* BEGIN Task data *

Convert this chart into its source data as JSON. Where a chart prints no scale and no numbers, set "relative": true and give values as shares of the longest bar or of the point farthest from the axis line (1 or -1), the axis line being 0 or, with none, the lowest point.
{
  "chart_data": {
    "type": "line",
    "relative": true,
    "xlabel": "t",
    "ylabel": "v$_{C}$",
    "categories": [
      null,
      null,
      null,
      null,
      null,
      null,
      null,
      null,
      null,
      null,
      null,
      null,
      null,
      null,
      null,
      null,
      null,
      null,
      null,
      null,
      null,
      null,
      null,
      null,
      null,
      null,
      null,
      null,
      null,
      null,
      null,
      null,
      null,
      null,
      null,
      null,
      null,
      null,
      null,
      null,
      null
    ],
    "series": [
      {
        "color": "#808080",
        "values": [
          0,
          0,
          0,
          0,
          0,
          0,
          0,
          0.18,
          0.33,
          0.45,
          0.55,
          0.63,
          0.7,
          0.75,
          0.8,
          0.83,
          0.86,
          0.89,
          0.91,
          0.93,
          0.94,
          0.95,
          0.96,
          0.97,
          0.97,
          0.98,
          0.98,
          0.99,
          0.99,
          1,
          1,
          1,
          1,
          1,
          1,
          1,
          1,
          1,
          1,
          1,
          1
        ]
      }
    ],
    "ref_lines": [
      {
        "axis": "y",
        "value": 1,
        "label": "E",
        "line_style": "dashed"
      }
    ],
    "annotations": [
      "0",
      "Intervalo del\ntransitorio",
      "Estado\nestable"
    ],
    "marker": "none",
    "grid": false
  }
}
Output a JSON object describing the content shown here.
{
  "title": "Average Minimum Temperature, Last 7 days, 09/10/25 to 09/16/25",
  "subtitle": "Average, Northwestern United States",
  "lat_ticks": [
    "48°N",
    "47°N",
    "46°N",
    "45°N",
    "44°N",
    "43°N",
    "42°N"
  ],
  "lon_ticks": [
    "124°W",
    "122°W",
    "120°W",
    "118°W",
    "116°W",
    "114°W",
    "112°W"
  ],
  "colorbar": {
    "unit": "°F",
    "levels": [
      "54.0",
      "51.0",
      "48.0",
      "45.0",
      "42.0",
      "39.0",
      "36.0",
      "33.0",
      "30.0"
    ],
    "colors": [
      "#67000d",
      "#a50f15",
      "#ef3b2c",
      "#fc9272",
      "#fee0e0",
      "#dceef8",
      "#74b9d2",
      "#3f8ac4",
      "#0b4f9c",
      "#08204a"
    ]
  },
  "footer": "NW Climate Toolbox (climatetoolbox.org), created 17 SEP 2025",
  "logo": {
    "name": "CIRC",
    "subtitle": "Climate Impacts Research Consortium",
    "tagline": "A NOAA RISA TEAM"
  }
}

* END Task data *
* BEGIN Task data *

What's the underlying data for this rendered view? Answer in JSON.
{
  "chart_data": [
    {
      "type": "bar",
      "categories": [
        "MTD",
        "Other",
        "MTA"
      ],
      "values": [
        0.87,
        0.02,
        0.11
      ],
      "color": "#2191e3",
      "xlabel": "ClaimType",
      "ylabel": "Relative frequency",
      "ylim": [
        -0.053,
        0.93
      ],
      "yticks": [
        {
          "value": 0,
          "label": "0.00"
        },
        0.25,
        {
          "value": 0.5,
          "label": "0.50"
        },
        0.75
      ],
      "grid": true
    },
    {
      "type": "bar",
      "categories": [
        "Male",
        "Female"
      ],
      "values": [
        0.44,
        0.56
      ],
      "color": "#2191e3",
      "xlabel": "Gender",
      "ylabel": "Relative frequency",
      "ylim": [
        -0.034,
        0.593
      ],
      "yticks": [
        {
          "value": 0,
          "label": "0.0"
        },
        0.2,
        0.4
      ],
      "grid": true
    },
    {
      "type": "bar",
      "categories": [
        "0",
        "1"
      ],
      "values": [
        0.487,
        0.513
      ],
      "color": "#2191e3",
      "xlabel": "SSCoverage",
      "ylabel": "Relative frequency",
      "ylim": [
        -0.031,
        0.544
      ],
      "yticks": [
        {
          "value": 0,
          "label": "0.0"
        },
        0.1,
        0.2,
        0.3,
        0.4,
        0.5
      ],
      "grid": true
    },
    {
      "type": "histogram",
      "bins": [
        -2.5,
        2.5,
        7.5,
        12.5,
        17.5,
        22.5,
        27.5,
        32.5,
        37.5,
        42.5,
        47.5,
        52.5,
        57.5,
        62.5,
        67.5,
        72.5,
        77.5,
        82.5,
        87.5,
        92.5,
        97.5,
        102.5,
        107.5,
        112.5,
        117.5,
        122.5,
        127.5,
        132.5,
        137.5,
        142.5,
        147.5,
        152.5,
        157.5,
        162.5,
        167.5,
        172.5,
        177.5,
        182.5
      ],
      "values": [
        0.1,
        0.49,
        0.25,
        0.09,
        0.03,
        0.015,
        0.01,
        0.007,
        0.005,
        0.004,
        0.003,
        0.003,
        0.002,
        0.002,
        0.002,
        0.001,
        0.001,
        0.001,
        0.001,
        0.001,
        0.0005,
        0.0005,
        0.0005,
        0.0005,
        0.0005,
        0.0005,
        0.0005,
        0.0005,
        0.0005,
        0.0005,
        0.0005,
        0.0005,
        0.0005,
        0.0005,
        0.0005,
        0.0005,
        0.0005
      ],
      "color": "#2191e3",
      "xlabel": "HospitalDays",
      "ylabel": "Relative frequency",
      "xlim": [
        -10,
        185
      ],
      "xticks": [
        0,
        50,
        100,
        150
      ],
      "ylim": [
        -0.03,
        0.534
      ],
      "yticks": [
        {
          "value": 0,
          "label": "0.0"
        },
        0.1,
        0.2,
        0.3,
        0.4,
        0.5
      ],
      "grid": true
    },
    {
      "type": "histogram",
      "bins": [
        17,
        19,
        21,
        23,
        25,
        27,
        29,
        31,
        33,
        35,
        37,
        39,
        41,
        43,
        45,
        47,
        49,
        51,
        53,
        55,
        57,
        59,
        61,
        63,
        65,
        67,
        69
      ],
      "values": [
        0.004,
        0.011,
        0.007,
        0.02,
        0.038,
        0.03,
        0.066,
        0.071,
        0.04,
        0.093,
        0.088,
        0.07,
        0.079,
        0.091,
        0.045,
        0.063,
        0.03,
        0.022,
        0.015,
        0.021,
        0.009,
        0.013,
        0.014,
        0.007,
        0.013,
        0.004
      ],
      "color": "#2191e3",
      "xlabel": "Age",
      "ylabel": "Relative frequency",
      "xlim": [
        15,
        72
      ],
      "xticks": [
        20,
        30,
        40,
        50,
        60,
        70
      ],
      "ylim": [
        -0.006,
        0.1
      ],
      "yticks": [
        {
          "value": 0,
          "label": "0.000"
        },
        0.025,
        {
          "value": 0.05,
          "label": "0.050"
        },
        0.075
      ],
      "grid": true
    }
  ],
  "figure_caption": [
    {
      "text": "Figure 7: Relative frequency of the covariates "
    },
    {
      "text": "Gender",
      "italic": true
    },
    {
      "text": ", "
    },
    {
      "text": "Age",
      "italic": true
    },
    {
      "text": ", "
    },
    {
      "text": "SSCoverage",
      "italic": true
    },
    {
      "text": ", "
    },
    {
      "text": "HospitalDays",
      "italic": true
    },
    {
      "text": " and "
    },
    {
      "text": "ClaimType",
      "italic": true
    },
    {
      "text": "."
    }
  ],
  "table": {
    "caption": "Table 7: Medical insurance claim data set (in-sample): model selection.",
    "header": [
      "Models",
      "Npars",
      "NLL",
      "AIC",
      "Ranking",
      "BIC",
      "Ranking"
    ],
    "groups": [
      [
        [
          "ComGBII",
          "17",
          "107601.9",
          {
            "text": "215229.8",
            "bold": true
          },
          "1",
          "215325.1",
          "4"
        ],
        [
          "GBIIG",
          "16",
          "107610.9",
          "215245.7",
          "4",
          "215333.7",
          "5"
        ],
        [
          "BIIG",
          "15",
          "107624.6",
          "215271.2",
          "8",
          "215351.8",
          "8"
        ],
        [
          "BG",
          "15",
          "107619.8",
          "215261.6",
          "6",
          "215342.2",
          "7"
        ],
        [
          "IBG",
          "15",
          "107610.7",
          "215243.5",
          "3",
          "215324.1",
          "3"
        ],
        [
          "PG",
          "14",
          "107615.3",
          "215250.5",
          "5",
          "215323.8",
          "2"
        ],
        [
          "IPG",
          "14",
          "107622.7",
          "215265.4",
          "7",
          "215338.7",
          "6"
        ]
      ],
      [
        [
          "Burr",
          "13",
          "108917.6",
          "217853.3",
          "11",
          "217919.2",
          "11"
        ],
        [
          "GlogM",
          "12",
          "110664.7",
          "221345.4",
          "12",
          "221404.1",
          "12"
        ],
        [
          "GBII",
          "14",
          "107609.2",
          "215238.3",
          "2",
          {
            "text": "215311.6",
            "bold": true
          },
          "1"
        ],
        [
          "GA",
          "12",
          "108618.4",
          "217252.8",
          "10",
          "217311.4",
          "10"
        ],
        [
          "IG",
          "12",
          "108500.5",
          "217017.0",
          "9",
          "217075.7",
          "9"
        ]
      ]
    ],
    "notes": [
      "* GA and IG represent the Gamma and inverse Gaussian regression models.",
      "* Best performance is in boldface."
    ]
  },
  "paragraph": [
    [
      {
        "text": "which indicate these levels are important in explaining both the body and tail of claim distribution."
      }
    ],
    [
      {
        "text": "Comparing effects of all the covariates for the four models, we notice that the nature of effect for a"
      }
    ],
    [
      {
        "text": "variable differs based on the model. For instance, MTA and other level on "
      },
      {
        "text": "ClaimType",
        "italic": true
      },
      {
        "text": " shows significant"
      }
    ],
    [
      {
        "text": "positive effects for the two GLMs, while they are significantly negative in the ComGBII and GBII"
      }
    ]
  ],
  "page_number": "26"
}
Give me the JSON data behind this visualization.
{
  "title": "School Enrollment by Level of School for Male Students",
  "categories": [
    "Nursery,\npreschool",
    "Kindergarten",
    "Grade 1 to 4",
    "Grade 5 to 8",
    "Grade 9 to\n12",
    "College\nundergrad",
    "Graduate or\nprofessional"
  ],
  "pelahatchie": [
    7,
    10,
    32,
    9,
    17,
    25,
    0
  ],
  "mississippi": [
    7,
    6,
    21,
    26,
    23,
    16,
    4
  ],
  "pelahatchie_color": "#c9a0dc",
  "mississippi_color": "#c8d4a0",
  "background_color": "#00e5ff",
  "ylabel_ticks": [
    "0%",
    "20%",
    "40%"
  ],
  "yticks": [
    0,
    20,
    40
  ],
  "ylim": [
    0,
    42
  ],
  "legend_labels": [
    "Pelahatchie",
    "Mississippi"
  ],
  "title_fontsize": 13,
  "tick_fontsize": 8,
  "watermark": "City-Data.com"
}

* END Task data *

Review the preceding data and report every line that includes the string "ClaimType".

§ Solution to this task:
      "xlabel": "ClaimType",
      "text": "ClaimType",
        "text": "ClaimType",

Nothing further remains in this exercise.